Request:
Please determine how many lines of the material include the word "JSON", and respond with nothing but that number.
==============================
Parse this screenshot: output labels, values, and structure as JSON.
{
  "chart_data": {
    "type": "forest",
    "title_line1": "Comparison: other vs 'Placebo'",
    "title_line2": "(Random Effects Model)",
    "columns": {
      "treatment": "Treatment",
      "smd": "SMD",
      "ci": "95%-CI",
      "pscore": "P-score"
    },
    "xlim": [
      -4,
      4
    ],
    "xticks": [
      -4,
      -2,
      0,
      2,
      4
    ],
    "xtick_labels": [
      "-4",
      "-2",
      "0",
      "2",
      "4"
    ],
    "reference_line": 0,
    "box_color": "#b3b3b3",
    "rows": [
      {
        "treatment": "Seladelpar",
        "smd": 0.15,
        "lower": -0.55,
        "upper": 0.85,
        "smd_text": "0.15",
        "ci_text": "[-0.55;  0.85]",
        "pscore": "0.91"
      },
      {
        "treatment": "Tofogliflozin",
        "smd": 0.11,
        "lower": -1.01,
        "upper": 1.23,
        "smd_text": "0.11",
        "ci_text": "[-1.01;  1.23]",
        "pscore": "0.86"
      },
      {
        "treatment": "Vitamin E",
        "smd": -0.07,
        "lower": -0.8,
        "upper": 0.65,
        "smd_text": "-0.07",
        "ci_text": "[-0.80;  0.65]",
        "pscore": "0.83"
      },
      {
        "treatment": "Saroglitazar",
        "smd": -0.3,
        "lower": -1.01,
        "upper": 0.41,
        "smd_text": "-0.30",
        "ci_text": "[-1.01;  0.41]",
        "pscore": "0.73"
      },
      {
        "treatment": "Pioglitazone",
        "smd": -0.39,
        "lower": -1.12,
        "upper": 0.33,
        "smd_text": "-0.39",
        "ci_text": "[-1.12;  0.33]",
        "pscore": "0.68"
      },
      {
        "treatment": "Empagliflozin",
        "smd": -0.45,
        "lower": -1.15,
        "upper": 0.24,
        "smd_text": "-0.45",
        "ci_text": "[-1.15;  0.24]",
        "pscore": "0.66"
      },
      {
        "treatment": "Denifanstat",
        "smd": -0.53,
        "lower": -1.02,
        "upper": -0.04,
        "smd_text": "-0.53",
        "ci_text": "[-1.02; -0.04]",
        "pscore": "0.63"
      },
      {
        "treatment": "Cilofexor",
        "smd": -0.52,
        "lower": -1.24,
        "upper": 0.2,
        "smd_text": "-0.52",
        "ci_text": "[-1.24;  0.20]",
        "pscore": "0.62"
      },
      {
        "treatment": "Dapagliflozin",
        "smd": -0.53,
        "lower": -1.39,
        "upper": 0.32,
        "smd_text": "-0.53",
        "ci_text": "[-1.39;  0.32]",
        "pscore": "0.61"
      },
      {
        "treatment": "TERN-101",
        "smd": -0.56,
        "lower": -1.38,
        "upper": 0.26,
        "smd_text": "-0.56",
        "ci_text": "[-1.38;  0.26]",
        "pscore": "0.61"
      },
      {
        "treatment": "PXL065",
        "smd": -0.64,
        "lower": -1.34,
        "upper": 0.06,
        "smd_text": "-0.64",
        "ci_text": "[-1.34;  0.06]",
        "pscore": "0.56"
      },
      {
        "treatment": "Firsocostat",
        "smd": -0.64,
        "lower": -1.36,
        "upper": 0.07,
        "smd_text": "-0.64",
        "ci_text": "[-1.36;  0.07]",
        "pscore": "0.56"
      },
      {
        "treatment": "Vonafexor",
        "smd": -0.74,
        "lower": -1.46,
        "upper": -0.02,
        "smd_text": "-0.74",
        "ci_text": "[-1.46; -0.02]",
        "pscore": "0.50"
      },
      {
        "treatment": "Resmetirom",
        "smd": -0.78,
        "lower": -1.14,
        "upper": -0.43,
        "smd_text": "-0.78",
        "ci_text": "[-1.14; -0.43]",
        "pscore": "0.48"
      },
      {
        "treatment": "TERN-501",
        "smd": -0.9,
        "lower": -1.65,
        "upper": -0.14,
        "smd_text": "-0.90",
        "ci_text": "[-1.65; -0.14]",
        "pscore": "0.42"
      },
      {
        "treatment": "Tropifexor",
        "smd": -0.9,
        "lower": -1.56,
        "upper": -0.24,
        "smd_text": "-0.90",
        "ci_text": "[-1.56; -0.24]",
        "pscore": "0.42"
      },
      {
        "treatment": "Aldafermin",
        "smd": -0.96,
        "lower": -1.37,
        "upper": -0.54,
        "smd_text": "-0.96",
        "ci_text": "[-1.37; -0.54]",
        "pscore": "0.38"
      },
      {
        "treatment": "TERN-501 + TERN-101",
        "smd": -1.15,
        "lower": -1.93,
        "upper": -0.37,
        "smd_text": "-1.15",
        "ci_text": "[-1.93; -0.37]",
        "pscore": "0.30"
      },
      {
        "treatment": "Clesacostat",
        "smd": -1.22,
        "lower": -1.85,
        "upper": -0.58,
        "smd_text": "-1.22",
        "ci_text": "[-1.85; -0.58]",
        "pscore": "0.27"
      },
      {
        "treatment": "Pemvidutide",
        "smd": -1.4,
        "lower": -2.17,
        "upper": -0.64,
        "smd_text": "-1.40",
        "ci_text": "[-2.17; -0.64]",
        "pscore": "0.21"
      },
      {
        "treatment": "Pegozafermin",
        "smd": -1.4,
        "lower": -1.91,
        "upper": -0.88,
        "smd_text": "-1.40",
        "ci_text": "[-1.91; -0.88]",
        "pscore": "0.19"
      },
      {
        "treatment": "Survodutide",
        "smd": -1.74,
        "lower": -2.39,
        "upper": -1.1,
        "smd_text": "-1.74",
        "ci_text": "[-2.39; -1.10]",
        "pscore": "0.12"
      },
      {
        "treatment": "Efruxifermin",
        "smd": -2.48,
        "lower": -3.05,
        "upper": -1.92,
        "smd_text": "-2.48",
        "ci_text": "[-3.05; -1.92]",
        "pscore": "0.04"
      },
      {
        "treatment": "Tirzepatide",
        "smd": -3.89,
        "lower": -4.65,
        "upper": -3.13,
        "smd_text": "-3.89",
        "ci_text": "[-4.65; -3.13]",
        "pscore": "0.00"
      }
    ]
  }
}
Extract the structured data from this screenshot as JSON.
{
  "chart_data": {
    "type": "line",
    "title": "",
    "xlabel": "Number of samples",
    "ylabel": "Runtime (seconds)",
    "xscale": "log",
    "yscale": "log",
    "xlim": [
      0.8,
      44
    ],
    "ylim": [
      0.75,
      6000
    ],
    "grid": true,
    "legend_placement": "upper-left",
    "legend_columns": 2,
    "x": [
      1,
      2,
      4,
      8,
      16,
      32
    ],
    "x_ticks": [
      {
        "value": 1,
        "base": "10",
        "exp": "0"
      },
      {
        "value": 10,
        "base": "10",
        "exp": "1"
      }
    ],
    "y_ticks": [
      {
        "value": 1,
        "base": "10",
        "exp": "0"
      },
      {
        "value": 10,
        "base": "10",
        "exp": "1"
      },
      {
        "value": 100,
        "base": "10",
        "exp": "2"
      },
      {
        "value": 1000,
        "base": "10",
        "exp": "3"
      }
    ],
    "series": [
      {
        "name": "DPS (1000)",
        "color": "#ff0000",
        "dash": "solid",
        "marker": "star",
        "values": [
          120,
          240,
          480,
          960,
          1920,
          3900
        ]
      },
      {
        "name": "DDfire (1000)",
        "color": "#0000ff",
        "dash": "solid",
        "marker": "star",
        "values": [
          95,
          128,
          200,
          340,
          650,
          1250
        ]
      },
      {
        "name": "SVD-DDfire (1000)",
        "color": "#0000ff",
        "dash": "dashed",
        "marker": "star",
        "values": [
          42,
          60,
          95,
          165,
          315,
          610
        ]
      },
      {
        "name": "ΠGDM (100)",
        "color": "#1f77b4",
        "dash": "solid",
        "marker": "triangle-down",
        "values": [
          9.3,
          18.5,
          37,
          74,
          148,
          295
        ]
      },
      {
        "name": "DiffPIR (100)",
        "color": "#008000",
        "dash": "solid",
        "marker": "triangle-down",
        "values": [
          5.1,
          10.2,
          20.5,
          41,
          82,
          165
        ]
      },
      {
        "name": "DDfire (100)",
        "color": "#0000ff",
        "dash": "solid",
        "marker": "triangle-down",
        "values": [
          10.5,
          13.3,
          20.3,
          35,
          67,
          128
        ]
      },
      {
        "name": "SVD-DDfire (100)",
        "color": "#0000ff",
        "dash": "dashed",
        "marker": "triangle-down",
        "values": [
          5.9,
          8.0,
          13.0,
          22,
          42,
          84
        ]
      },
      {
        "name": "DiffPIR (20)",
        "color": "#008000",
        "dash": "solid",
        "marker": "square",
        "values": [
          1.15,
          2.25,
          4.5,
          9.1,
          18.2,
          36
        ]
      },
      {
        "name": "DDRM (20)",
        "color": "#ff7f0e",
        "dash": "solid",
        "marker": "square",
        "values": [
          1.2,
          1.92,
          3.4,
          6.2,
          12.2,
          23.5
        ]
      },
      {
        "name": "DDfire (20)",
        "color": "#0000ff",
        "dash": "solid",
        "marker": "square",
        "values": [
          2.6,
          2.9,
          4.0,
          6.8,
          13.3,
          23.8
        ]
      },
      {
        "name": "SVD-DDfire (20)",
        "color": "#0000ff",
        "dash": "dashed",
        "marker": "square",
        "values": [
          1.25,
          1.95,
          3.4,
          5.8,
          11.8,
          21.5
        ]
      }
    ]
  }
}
==============================
Expected answer:
2